*EXERCISE INPUT*.
○ ○ ○

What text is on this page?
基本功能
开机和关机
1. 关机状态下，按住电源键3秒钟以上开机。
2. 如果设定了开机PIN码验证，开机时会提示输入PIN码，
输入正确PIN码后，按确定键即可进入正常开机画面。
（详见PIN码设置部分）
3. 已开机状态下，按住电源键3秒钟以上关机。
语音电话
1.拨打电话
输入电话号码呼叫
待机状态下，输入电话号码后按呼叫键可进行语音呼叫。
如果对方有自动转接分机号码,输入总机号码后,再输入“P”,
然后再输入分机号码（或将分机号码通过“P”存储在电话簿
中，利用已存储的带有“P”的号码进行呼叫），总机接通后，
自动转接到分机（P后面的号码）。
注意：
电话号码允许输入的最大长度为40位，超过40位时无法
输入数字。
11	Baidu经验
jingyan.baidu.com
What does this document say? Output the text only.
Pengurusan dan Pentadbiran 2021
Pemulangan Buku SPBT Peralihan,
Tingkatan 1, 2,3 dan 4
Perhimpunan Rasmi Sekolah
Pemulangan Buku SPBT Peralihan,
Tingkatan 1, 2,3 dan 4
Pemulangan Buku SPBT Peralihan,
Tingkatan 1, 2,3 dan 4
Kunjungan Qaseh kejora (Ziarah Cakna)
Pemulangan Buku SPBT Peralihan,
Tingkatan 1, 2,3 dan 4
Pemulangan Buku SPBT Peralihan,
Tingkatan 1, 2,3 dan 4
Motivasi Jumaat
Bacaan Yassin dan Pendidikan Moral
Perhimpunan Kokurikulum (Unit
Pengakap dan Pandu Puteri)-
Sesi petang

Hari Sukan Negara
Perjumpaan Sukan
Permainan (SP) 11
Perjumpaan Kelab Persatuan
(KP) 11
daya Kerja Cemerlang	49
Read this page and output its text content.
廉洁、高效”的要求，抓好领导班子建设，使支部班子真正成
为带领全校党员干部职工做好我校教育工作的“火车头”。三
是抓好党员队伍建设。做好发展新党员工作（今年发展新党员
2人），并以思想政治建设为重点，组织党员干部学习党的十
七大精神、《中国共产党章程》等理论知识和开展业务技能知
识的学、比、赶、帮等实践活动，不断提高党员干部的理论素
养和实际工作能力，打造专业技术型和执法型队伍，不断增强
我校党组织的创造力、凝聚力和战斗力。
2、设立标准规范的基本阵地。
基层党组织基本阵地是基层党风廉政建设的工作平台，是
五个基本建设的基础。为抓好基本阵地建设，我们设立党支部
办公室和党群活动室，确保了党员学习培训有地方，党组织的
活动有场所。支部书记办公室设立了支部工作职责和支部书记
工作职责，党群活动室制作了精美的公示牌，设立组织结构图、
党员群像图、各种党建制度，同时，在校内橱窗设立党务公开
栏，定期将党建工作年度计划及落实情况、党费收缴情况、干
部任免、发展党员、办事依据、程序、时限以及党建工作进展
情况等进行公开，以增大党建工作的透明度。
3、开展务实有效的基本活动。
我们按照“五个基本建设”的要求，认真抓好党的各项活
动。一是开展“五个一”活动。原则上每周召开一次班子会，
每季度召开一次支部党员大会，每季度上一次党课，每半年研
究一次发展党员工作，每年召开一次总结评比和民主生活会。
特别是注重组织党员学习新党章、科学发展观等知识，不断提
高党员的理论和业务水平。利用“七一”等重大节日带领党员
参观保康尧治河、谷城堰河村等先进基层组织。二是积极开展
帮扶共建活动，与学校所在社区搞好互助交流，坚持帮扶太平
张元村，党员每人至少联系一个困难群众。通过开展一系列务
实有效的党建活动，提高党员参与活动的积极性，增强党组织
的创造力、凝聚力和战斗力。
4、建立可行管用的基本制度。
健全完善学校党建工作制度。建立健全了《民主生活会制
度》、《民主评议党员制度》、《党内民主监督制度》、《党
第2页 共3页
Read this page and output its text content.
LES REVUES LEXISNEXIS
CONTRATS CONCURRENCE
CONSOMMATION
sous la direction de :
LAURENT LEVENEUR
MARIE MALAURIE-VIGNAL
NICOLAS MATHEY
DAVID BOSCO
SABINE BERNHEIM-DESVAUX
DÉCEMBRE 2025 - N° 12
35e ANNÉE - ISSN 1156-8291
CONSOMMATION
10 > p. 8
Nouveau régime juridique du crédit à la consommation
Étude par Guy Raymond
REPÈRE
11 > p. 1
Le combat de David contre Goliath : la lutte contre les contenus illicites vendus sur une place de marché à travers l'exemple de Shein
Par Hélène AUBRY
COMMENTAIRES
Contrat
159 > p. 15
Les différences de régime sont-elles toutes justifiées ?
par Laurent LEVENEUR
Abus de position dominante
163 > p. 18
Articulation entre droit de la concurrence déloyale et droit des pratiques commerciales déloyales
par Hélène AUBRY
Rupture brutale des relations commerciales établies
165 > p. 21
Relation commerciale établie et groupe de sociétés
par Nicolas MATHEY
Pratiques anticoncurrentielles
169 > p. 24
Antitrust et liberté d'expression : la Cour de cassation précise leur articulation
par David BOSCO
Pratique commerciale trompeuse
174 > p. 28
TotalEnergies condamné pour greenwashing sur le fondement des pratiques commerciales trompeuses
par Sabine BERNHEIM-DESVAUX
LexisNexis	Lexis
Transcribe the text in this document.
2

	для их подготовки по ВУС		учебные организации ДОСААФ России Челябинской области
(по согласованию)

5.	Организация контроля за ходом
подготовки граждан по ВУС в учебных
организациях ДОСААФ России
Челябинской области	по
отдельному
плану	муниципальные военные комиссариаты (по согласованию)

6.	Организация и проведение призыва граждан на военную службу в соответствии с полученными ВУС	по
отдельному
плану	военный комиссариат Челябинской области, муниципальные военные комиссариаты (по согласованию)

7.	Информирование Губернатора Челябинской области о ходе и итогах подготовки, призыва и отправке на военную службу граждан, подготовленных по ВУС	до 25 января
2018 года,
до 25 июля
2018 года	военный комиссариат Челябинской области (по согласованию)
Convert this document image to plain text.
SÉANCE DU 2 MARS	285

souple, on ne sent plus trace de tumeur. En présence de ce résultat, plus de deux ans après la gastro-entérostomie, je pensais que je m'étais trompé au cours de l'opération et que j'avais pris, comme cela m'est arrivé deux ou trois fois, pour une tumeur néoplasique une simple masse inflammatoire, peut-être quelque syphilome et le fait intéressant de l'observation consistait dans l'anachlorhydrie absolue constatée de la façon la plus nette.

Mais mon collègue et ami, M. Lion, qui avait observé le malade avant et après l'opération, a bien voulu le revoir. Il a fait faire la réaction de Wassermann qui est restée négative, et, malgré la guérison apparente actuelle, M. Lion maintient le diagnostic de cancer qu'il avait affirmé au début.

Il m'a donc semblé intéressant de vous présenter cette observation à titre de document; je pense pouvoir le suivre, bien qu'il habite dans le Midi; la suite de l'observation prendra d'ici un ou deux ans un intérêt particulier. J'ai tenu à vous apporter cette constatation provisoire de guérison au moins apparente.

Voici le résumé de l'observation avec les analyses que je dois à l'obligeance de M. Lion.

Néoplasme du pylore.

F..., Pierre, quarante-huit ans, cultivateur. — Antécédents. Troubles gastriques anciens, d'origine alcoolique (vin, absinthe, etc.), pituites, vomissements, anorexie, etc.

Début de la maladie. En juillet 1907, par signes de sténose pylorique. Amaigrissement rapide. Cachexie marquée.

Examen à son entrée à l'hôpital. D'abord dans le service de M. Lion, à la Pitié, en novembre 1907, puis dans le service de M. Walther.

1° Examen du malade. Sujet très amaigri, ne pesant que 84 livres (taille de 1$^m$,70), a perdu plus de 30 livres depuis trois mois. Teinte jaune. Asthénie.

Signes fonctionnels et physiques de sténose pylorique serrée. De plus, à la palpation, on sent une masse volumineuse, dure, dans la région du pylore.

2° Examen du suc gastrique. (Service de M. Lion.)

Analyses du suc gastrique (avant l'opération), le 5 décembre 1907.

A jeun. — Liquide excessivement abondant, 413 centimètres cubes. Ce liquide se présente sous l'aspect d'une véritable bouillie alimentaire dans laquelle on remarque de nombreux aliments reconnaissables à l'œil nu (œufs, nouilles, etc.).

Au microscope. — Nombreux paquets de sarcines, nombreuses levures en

○ ○ ○

*TASK DIRECTIONS*.
Copy out every line of the listing that contains the string "Perhimpunan".

*EXPECTED OUTPUT*.
Perhimpunan Rasmi Sekolah
Perhimpunan Kokurikulum (Unit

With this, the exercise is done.